Records about charts and figures
* Begin *
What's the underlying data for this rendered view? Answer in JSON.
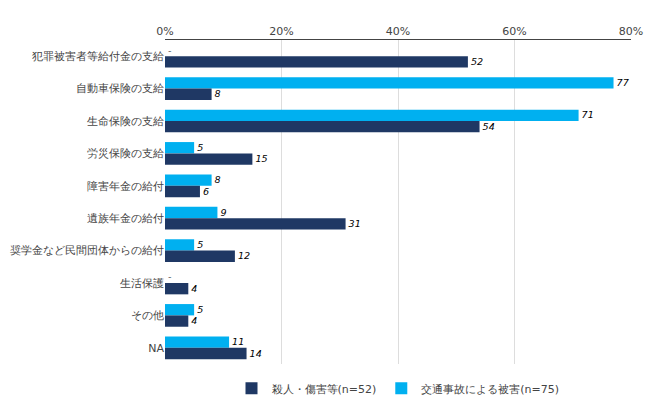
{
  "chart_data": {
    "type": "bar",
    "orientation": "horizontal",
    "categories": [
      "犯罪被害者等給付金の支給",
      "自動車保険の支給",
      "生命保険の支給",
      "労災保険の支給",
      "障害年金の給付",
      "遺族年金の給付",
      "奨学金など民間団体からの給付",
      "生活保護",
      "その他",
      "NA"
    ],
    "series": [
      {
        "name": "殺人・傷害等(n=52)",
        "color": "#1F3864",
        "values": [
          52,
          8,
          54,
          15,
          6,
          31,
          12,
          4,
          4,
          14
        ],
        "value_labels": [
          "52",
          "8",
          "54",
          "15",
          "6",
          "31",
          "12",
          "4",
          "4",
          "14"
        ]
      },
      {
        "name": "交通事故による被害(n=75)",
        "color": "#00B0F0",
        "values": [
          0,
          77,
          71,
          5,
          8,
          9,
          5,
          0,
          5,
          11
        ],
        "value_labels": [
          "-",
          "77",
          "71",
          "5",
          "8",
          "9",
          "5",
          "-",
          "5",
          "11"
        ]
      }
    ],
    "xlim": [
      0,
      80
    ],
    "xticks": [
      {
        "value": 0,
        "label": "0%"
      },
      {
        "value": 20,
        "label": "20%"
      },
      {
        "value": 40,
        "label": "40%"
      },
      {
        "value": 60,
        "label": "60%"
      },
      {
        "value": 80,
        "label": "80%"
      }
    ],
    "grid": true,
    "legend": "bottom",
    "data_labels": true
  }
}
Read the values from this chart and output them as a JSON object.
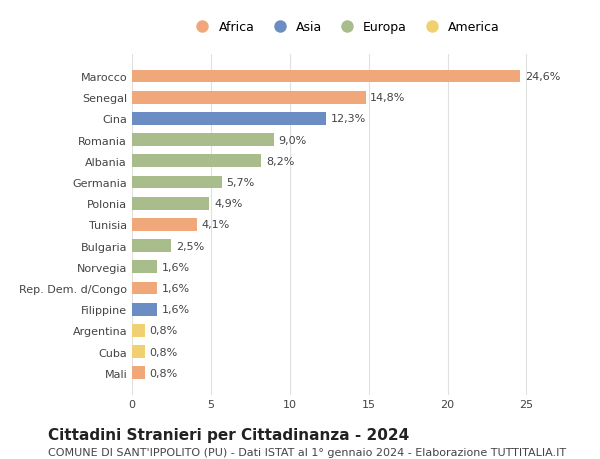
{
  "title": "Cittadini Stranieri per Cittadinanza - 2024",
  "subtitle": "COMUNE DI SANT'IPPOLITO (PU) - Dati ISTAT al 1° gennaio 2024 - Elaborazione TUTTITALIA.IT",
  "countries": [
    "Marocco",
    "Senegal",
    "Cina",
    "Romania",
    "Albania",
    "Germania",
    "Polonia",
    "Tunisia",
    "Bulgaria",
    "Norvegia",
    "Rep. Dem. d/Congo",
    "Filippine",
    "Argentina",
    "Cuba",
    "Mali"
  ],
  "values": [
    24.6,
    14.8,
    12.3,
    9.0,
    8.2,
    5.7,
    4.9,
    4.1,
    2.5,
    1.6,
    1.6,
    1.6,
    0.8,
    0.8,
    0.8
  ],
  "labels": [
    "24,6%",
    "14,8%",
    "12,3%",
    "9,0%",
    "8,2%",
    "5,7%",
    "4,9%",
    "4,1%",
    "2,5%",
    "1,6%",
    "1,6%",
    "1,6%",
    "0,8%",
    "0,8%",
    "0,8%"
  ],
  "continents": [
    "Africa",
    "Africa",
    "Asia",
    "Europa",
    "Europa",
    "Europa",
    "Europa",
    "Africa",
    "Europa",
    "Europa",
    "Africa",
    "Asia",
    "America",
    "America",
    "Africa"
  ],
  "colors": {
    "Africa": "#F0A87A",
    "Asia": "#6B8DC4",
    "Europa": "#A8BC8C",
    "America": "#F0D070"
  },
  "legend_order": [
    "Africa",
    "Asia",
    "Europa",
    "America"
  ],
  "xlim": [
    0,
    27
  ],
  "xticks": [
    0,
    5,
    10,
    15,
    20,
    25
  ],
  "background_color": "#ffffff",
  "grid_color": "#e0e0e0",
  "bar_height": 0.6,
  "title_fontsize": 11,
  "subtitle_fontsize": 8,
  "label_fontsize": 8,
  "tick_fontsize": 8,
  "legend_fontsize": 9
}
* End *
_EXERCISE DIRECTIONS_: Skipping the pictures, transcribe each line above exactly as it appears.

_TASK SOLUTION_:
What's the underlying data for this rendered view? Answer in JSON.
{
  "chart_data": {
    "type": "bar",
    "orientation": "horizontal",
    "categories": [
      "犯罪被害者等給付金の支給",
      "自動車保険の支給",
      "生命保険の支給",
      "労災保険の支給",
      "障害年金の給付",
      "遺族年金の給付",
      "奨学金など民間団体からの給付",
      "生活保護",
      "その他",
      "NA"
    ],
    "series": [
      {
        "name": "殺人・傷害等(n=52)",
        "color": "#1F3864",
        "values": [
          52,
          8,
          54,
          15,
          6,
          31,
          12,
          4,
          4,
          14
        ],
        "value_labels": [
          "52",
          "8",
          "54",
          "15",
          "6",
          "31",
          "12",
          "4",
          "4",
          "14"
        ]
      },
      {
        "name": "交通事故による被害(n=75)",
        "color": "#00B0F0",
        "values": [
          0,
          77,
          71,
          5,
          8,
          9,
          5,
          0,
          5,
          11
        ],
        "value_labels": [
          "-",
          "77",
          "71",
          "5",
          "8",
          "9",
          "5",
          "-",
          "5",
          "11"
        ]
      }
    ],
    "xlim": [
      0,
      80
    ],
    "xticks": [
      {
        "value": 0,
        "label": "0%"
      },
      {
        "value": 20,
        "label": "20%"
      },
      {
        "value": 40,
        "label": "40%"
      },
      {
        "value": 60,
        "label": "60%"
      },
      {
        "value": 80,
        "label": "80%"
      }
    ],
    "grid": true,
    "legend": "bottom",
    "data_labels": true
  }
}
Read the values from this chart and output them as a JSON object.
{
  "title": "Cittadini Stranieri per Cittadinanza - 2024",
  "subtitle": "COMUNE DI SANT'IPPOLITO (PU) - Dati ISTAT al 1° gennaio 2024 - Elaborazione TUTTITALIA.IT",
  "countries": [
    "Marocco",
    "Senegal",
    "Cina",
    "Romania",
    "Albania",
    "Germania",
    "Polonia",
    "Tunisia",
    "Bulgaria",
    "Norvegia",
    "Rep. Dem. d/Congo",
    "Filippine",
    "Argentina",
    "Cuba",
    "Mali"
  ],
  "values": [
    24.6,
    14.8,
    12.3,
    9.0,
    8.2,
    5.7,
    4.9,
    4.1,
    2.5,
    1.6,
    1.6,
    1.6,
    0.8,
    0.8,
    0.8
  ],
  "labels": [
    "24,6%",
    "14,8%",
    "12,3%",
    "9,0%",
    "8,2%",
    "5,7%",
    "4,9%",
    "4,1%",
    "2,5%",
    "1,6%",
    "1,6%",
    "1,6%",
    "0,8%",
    "0,8%",
    "0,8%"
  ],
  "continents": [
    "Africa",
    "Africa",
    "Asia",
    "Europa",
    "Europa",
    "Europa",
    "Europa",
    "Africa",
    "Europa",
    "Europa",
    "Africa",
    "Asia",
    "America",
    "America",
    "Africa"
  ],
  "colors": {
    "Africa": "#F0A87A",
    "Asia": "#6B8DC4",
    "Europa": "#A8BC8C",
    "America": "#F0D070"
  },
  "legend_order": [
    "Africa",
    "Asia",
    "Europa",
    "America"
  ],
  "xlim": [
    0,
    27
  ],
  "xticks": [
    0,
    5,
    10,
    15,
    20,
    25
  ],
  "background_color": "#ffffff",
  "grid_color": "#e0e0e0",
  "bar_height": 0.6,
  "title_fontsize": 11,
  "subtitle_fontsize": 8,
  "label_fontsize": 8,
  "tick_fontsize": 8,
  "legend_fontsize": 9
}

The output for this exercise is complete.